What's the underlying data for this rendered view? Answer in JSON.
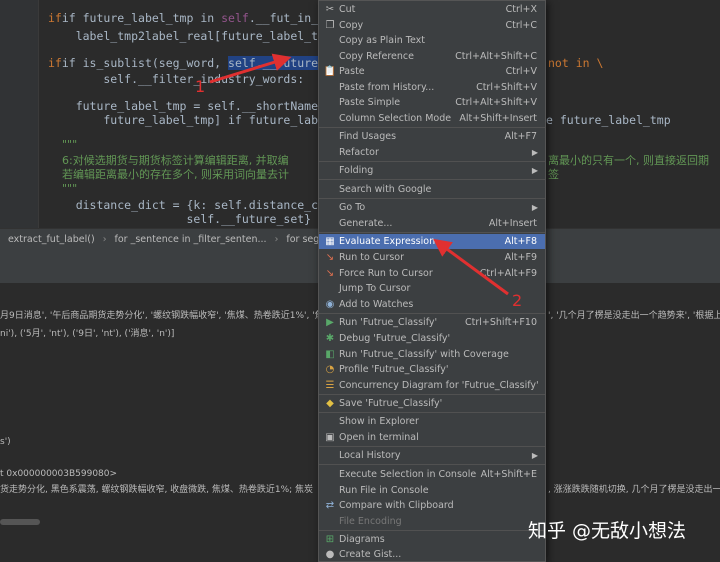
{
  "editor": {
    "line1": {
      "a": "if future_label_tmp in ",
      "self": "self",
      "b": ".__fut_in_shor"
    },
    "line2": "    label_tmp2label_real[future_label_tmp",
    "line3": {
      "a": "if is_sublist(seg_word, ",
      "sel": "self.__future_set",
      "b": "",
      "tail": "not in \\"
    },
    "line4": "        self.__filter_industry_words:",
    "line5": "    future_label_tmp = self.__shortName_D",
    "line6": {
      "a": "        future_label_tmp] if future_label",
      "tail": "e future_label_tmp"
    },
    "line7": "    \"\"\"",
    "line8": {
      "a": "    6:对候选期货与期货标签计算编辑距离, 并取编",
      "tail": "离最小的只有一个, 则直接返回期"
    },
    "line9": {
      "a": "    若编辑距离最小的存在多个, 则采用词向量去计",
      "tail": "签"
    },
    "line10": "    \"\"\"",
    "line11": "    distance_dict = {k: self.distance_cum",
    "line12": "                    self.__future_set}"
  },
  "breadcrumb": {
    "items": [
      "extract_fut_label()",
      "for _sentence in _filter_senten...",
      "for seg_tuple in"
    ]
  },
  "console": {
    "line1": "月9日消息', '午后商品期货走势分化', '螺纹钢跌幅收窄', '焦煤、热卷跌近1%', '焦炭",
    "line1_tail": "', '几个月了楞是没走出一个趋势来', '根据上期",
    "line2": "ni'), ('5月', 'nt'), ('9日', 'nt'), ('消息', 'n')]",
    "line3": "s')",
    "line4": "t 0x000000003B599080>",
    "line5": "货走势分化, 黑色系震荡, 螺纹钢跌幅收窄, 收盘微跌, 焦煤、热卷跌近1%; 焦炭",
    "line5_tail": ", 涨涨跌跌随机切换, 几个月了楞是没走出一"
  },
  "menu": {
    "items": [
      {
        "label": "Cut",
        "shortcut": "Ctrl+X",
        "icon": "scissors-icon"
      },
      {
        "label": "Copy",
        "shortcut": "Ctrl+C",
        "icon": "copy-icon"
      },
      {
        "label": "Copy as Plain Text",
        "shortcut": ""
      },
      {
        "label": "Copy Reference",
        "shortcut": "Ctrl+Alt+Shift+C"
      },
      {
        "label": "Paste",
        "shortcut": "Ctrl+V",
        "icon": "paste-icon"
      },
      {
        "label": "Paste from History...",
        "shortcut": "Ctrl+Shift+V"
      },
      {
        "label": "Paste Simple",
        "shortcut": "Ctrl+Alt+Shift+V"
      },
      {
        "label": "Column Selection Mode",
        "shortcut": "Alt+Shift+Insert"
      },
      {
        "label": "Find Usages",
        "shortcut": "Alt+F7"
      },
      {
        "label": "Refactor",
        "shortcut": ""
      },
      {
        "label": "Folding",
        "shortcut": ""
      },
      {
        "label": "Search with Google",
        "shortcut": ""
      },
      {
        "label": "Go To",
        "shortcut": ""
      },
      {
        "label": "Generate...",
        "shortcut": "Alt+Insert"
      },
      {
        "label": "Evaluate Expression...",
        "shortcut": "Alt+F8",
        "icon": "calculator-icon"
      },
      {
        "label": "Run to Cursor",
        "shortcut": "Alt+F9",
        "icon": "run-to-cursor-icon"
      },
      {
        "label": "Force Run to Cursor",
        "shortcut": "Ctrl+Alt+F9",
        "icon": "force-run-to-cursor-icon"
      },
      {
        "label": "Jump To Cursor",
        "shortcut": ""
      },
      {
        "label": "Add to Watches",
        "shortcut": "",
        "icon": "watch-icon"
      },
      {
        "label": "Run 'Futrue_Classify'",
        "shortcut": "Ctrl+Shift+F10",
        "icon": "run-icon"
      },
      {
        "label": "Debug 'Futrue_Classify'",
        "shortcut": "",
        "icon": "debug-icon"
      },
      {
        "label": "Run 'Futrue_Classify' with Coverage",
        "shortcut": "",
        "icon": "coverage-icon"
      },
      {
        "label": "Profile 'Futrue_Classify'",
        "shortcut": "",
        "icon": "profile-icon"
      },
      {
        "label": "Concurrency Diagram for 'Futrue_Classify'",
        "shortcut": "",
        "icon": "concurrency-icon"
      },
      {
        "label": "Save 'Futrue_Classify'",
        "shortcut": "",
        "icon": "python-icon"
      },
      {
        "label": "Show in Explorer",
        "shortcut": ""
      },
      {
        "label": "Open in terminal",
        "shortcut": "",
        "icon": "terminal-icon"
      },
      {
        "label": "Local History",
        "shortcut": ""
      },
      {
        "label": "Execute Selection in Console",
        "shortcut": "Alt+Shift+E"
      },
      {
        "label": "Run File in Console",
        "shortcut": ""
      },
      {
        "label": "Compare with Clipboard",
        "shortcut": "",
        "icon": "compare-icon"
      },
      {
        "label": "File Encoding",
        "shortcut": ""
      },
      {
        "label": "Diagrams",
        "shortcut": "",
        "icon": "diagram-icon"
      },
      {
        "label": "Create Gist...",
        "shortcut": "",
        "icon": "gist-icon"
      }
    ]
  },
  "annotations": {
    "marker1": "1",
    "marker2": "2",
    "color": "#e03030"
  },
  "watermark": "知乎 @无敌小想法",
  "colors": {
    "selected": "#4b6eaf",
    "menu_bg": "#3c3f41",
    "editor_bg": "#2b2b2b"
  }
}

◆ ◆ ◆ ◆

_PROBLEM DESCRIPTION:_ Leave out all pictures, then copy the remaining material exactly.

_SOLUTION FOR THIS PROBLEM:_
What's the underlying data for this rendered view? Answer in JSON.
{
  "editor": {
    "line1": {
      "a": "if future_label_tmp in ",
      "self": "self",
      "b": ".__fut_in_shor"
    },
    "line2": "    label_tmp2label_real[future_label_tmp",
    "line3": {
      "a": "if is_sublist(seg_word, ",
      "sel": "self.__future_set",
      "b": "",
      "tail": "not in \\"
    },
    "line4": "        self.__filter_industry_words:",
    "line5": "    future_label_tmp = self.__shortName_D",
    "line6": {
      "a": "        future_label_tmp] if future_label",
      "tail": "e future_label_tmp"
    },
    "line7": "    \"\"\"",
    "line8": {
      "a": "    6:对候选期货与期货标签计算编辑距离, 并取编",
      "tail": "离最小的只有一个, 则直接返回期"
    },
    "line9": {
      "a": "    若编辑距离最小的存在多个, 则采用词向量去计",
      "tail": "签"
    },
    "line10": "    \"\"\"",
    "line11": "    distance_dict = {k: self.distance_cum",
    "line12": "                    self.__future_set}"
  },
  "breadcrumb": {
    "items": [
      "extract_fut_label()",
      "for _sentence in _filter_senten...",
      "for seg_tuple in"
    ]
  },
  "console": {
    "line1": "月9日消息', '午后商品期货走势分化', '螺纹钢跌幅收窄', '焦煤、热卷跌近1%', '焦炭",
    "line1_tail": "', '几个月了楞是没走出一个趋势来', '根据上期",
    "line2": "ni'), ('5月', 'nt'), ('9日', 'nt'), ('消息', 'n')]",
    "line3": "s')",
    "line4": "t 0x000000003B599080>",
    "line5": "货走势分化, 黑色系震荡, 螺纹钢跌幅收窄, 收盘微跌, 焦煤、热卷跌近1%; 焦炭",
    "line5_tail": ", 涨涨跌跌随机切换, 几个月了楞是没走出一"
  },
  "menu": {
    "items": [
      {
        "label": "Cut",
        "shortcut": "Ctrl+X",
        "icon": "scissors-icon"
      },
      {
        "label": "Copy",
        "shortcut": "Ctrl+C",
        "icon": "copy-icon"
      },
      {
        "label": "Copy as Plain Text",
        "shortcut": ""
      },
      {
        "label": "Copy Reference",
        "shortcut": "Ctrl+Alt+Shift+C"
      },
      {
        "label": "Paste",
        "shortcut": "Ctrl+V",
        "icon": "paste-icon"
      },
      {
        "label": "Paste from History...",
        "shortcut": "Ctrl+Shift+V"
      },
      {
        "label": "Paste Simple",
        "shortcut": "Ctrl+Alt+Shift+V"
      },
      {
        "label": "Column Selection Mode",
        "shortcut": "Alt+Shift+Insert"
      },
      {
        "label": "Find Usages",
        "shortcut": "Alt+F7"
      },
      {
        "label": "Refactor",
        "shortcut": ""
      },
      {
        "label": "Folding",
        "shortcut": ""
      },
      {
        "label": "Search with Google",
        "shortcut": ""
      },
      {
        "label": "Go To",
        "shortcut": ""
      },
      {
        "label": "Generate...",
        "shortcut": "Alt+Insert"
      },
      {
        "label": "Evaluate Expression...",
        "shortcut": "Alt+F8",
        "icon": "calculator-icon"
      },
      {
        "label": "Run to Cursor",
        "shortcut": "Alt+F9",
        "icon": "run-to-cursor-icon"
      },
      {
        "label": "Force Run to Cursor",
        "shortcut": "Ctrl+Alt+F9",
        "icon": "force-run-to-cursor-icon"
      },
      {
        "label": "Jump To Cursor",
        "shortcut": ""
      },
      {
        "label": "Add to Watches",
        "shortcut": "",
        "icon": "watch-icon"
      },
      {
        "label": "Run 'Futrue_Classify'",
        "shortcut": "Ctrl+Shift+F10",
        "icon": "run-icon"
      },
      {
        "label": "Debug 'Futrue_Classify'",
        "shortcut": "",
        "icon": "debug-icon"
      },
      {
        "label": "Run 'Futrue_Classify' with Coverage",
        "shortcut": "",
        "icon": "coverage-icon"
      },
      {
        "label": "Profile 'Futrue_Classify'",
        "shortcut": "",
        "icon": "profile-icon"
      },
      {
        "label": "Concurrency Diagram for 'Futrue_Classify'",
        "shortcut": "",
        "icon": "concurrency-icon"
      },
      {
        "label": "Save 'Futrue_Classify'",
        "shortcut": "",
        "icon": "python-icon"
      },
      {
        "label": "Show in Explorer",
        "shortcut": ""
      },
      {
        "label": "Open in terminal",
        "shortcut": "",
        "icon": "terminal-icon"
      },
      {
        "label": "Local History",
        "shortcut": ""
      },
      {
        "label": "Execute Selection in Console",
        "shortcut": "Alt+Shift+E"
      },
      {
        "label": "Run File in Console",
        "shortcut": ""
      },
      {
        "label": "Compare with Clipboard",
        "shortcut": "",
        "icon": "compare-icon"
      },
      {
        "label": "File Encoding",
        "shortcut": ""
      },
      {
        "label": "Diagrams",
        "shortcut": "",
        "icon": "diagram-icon"
      },
      {
        "label": "Create Gist...",
        "shortcut": "",
        "icon": "gist-icon"
      }
    ]
  },
  "annotations": {
    "marker1": "1",
    "marker2": "2",
    "color": "#e03030"
  },
  "watermark": "知乎 @无敌小想法",
  "colors": {
    "selected": "#4b6eaf",
    "menu_bg": "#3c3f41",
    "editor_bg": "#2b2b2b"
  }
}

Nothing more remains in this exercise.